## Input
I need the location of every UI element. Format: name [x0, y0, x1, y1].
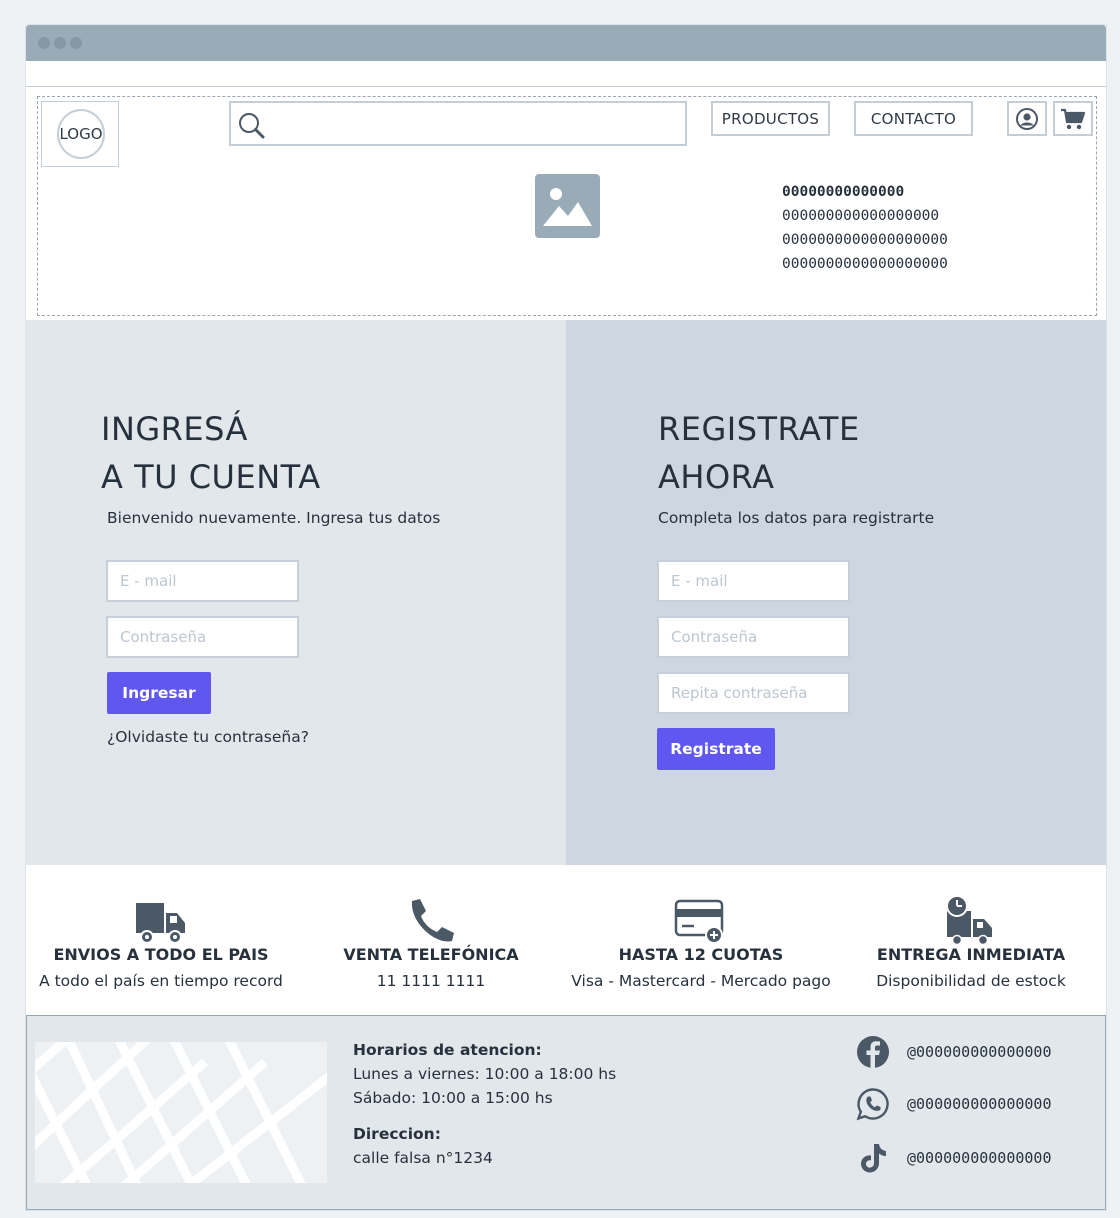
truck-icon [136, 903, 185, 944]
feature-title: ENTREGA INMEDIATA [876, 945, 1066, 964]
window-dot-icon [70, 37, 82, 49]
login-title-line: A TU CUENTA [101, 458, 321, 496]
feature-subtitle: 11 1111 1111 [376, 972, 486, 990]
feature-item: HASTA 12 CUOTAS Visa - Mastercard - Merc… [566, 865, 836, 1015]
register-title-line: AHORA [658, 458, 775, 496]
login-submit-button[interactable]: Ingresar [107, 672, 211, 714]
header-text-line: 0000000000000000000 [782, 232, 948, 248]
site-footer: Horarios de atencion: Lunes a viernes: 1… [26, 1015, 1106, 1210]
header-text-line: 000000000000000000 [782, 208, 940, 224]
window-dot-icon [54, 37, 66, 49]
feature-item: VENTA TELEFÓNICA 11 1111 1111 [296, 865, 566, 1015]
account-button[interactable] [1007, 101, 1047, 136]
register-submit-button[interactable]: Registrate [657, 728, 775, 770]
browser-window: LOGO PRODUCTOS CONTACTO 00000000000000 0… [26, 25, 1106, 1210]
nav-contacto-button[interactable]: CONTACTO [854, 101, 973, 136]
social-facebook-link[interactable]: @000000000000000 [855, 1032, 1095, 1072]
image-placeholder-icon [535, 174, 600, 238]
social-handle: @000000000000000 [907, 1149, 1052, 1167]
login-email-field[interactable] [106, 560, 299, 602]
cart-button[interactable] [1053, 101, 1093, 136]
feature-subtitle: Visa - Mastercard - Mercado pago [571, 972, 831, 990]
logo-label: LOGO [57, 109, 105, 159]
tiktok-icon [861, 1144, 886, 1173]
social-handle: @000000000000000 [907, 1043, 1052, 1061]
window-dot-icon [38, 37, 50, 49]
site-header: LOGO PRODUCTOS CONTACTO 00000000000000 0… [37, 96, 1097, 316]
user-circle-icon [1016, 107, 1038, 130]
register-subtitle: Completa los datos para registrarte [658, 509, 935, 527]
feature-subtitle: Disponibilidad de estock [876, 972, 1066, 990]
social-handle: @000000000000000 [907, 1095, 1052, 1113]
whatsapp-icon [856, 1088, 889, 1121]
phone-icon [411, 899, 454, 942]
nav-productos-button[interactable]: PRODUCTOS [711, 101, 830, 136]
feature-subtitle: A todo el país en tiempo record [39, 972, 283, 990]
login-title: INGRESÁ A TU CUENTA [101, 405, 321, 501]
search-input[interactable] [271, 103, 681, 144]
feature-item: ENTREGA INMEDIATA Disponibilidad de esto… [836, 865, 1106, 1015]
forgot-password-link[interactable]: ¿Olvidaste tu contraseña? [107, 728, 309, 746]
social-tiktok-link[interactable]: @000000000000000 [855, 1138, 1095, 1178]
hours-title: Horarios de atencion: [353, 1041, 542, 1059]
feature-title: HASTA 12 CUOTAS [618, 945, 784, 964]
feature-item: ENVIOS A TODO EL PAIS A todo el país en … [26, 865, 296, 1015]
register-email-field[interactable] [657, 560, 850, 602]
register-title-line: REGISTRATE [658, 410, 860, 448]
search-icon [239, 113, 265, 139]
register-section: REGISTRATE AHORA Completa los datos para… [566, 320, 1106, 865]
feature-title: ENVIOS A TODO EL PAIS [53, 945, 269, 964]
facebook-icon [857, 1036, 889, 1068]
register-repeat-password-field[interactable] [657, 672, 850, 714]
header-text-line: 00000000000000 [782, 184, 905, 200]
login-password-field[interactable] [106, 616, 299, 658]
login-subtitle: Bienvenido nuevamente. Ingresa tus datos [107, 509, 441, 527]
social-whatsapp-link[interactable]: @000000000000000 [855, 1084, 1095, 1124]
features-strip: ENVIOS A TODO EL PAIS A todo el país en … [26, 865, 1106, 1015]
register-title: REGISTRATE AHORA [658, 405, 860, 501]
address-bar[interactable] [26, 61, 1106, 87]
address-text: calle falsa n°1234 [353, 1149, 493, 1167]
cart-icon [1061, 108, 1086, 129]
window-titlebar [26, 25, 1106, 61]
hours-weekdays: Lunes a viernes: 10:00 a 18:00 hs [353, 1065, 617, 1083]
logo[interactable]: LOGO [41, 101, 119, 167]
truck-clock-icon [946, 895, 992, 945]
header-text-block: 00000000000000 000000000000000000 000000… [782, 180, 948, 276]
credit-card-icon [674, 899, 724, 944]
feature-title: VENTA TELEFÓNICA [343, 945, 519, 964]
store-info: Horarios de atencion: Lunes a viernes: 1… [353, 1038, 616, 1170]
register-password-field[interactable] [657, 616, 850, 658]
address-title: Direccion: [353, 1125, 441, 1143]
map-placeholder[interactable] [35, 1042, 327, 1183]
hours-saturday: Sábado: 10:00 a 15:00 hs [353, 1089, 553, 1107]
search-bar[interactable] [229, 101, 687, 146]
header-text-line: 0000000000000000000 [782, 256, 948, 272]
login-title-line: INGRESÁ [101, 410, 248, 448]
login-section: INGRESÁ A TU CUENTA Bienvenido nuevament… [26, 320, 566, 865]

## What is asked
Turn every line of the records above into a numbered list, skipping blank lines and leaving out the pictures.

## Response to this task
1. I need the location of every UI element. Format: name [x0, y0, x1, y1].
2. truck-icon [136, 903, 185, 944]
3. feature-title: ENTREGA INMEDIATA [876, 945, 1066, 964]
4. window-dot-icon [70, 37, 82, 49]
5. login-title-line: A TU CUENTA [101, 458, 321, 496]
6. feature-subtitle: 11 1111 1111 [376, 972, 486, 990]
7. feature-item: HASTA 12 CUOTAS Visa - Mastercard - Merc… [566, 865, 836, 1015]
8. register-title-line: AHORA [658, 458, 775, 496]
9. login-submit-button[interactable]: Ingresar [107, 672, 211, 714]
10. header-text-line: 0000000000000000000 [782, 232, 948, 248]
11. site-footer: Horarios de atencion: Lunes a viernes: 1… [26, 1015, 1106, 1210]
12. header-text-line: 000000000000000000 [782, 208, 940, 224]
13. window-dot-icon [54, 37, 66, 49]
14. feature-item: VENTA TELEFÓNICA 11 1111 1111 [296, 865, 566, 1015]
15. account-button[interactable] [1007, 101, 1047, 136]
16. register-submit-button[interactable]: Registrate [657, 728, 775, 770]
17. browser-window: LOGO PRODUCTOS CONTACTO 00000000000000 0… [26, 25, 1106, 1210]
18. nav-contacto-button[interactable]: CONTACTO [854, 101, 973, 136]
19. social-facebook-link[interactable]: @000000000000000 [855, 1032, 1095, 1072]
20. image-placeholder-icon [535, 174, 600, 238]
21. social-handle: @000000000000000 [907, 1149, 1052, 1167]
22. login-email-field[interactable] [106, 560, 299, 602]
23. cart-button[interactable] [1053, 101, 1093, 136]
24. feature-subtitle: Visa - Mastercard - Mercado pago [571, 972, 831, 990]
25. logo-label: LOGO [57, 109, 105, 159]
26. tiktok-icon [861, 1144, 886, 1173]
27. social-handle: @000000000000000 [907, 1043, 1052, 1061]
28. window-dot-icon [38, 37, 50, 49]
29. site-header: LOGO PRODUCTOS CONTACTO 00000000000000 0… [37, 96, 1097, 316]
30. user-circle-icon [1016, 107, 1038, 130]
31. register-subtitle: Completa los datos para registrarte [658, 509, 935, 527]
32. feature-subtitle: Disponibilidad de estock [876, 972, 1066, 990]
33. social-handle: @000000000000000 [907, 1095, 1052, 1113]
34. whatsapp-icon [856, 1088, 889, 1121]
35. phone-icon [411, 899, 454, 942]
36. nav-productos-button[interactable]: PRODUCTOS [711, 101, 830, 136]
37. feature-subtitle: A todo el país en tiempo record [39, 972, 283, 990]
38. login-title: INGRESÁ A TU CUENTA [101, 405, 321, 501]
39. search-input[interactable] [271, 103, 681, 144]
40. feature-item: ENTREGA INMEDIATA Disponibilidad de esto… [836, 865, 1106, 1015]
41. forgot-password-link[interactable]: ¿Olvidaste tu contraseña? [107, 728, 309, 746]
42. social-tiktok-link[interactable]: @000000000000000 [855, 1138, 1095, 1178]
43. hours-title: Horarios de atencion: [353, 1041, 542, 1059]
44. feature-title: HASTA 12 CUOTAS [618, 945, 784, 964]
45. feature-item: ENVIOS A TODO EL PAIS A todo el país en … [26, 865, 296, 1015]
46. register-email-field[interactable] [657, 560, 850, 602]
47. register-title-line: REGISTRATE [658, 410, 860, 448]
48. search-icon [239, 113, 265, 139]
49. register-section: REGISTRATE AHORA Completa los datos para… [566, 320, 1106, 865]
50. feature-title: ENVIOS A TODO EL PAIS [53, 945, 269, 964]
51. facebook-icon [857, 1036, 889, 1068]
52. register-repeat-password-field[interactable] [657, 672, 850, 714]
53. header-text-line: 00000000000000 [782, 184, 905, 200]
54. login-password-field[interactable] [106, 616, 299, 658]
55. login-subtitle: Bienvenido nuevamente. Ingresa tus datos [107, 509, 441, 527]
56. social-whatsapp-link[interactable]: @000000000000000 [855, 1084, 1095, 1124]
57. features-strip: ENVIOS A TODO EL PAIS A todo el país en … [26, 865, 1106, 1015]
58. register-title: REGISTRATE AHORA [658, 405, 860, 501]
59. address-bar[interactable] [26, 61, 1106, 87]
60. address-text: calle falsa n°1234 [353, 1149, 493, 1167]
61. cart-icon [1061, 108, 1086, 129]
62. window-titlebar [26, 25, 1106, 61]
63. hours-weekdays: Lunes a viernes: 10:00 a 18:00 hs [353, 1065, 617, 1083]
64. logo[interactable]: LOGO [41, 101, 119, 167]
65. truck-clock-icon [946, 895, 992, 945]
66. header-text-block: 00000000000000 000000000000000000 000000… [782, 180, 948, 276]
67. credit-card-icon [674, 899, 724, 944]
68. feature-title: VENTA TELEFÓNICA [343, 945, 519, 964]
69. store-info: Horarios de atencion: Lunes a viernes: 1… [353, 1038, 616, 1170]
70. register-password-field[interactable] [657, 616, 850, 658]
71. address-title: Direccion: [353, 1125, 441, 1143]
72. map-placeholder[interactable] [35, 1042, 327, 1183]
73. hours-saturday: Sábado: 10:00 a 15:00 hs [353, 1089, 553, 1107]
74. search-bar[interactable] [229, 101, 687, 146]
75. header-text-line: 0000000000000000000 [782, 256, 948, 272]
76. login-title-line: INGRESÁ [101, 410, 248, 448]
77. login-section: INGRESÁ A TU CUENTA Bienvenido nuevament… [26, 320, 566, 865]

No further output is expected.